:: WHAT IS NEEDED ::
Pull every line containing the word "prediction" from the records.
[start of MATERIAL PROVIDED]
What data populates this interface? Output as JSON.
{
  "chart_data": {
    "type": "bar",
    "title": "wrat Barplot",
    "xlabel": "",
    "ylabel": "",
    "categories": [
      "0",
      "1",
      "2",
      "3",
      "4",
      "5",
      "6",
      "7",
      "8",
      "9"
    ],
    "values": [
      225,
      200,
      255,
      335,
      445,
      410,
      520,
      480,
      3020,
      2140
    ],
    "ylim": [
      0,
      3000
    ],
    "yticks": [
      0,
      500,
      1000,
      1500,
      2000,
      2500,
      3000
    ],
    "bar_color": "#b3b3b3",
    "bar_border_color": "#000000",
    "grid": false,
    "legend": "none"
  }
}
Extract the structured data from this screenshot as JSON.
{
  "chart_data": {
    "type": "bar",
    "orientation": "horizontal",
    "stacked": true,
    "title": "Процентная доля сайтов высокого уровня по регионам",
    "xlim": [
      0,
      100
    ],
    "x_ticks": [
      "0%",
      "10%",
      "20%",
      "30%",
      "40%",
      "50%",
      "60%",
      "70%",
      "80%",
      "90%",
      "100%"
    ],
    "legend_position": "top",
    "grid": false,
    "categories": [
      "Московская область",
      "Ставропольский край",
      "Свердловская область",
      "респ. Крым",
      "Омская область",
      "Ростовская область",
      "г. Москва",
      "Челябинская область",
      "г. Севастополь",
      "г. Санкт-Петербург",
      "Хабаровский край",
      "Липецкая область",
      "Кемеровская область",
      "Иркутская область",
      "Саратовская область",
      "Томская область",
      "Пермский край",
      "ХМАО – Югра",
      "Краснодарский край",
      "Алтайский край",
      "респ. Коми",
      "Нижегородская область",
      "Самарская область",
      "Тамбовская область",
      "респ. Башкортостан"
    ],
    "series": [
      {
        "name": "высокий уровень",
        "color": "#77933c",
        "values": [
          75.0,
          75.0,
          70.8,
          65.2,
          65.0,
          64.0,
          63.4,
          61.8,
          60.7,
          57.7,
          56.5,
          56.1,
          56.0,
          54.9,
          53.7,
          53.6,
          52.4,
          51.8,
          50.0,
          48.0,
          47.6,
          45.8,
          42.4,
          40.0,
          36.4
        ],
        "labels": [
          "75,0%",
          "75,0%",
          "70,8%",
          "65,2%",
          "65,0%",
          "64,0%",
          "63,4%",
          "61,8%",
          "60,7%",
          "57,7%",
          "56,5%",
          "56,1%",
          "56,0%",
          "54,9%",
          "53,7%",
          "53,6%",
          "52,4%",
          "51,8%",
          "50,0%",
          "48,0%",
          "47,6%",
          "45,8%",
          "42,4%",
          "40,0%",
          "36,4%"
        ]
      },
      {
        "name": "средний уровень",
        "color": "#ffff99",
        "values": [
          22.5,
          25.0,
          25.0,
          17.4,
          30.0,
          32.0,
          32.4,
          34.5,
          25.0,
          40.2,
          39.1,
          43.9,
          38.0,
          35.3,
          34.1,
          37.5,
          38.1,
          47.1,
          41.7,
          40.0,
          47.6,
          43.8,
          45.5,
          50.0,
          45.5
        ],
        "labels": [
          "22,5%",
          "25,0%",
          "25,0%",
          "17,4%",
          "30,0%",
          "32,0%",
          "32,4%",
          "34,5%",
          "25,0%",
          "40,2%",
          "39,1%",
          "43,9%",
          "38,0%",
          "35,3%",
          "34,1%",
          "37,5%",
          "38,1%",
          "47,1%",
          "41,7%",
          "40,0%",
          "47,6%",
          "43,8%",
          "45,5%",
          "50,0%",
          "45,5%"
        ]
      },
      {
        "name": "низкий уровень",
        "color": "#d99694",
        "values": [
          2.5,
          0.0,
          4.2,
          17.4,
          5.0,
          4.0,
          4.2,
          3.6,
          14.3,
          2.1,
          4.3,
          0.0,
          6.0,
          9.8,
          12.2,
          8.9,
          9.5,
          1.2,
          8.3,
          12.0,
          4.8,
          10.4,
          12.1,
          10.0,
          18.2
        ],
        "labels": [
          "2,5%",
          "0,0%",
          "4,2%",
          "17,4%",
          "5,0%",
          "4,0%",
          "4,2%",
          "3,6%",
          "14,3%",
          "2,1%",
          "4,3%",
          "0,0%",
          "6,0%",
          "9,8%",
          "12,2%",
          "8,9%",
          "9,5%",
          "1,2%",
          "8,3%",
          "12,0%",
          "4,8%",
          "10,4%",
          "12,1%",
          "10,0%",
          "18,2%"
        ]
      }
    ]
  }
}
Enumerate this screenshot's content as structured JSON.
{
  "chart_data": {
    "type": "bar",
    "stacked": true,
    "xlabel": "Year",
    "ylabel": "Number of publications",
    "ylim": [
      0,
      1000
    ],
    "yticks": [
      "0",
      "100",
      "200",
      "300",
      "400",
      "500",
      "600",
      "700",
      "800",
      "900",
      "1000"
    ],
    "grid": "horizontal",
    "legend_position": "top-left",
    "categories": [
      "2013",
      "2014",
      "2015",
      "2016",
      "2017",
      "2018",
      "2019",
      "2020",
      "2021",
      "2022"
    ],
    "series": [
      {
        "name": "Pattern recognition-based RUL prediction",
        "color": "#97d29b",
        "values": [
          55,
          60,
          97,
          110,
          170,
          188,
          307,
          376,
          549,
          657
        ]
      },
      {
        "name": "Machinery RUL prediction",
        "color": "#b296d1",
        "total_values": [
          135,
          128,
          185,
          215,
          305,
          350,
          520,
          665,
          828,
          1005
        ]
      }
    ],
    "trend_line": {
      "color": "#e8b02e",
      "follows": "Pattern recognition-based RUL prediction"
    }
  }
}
[end of MATERIAL PROVIDED]
:: PROBLEM SOLUTION ::
        "name": "Pattern recognition-based RUL prediction",
        "name": "Machinery RUL prediction",
      "follows": "Pattern recognition-based RUL prediction"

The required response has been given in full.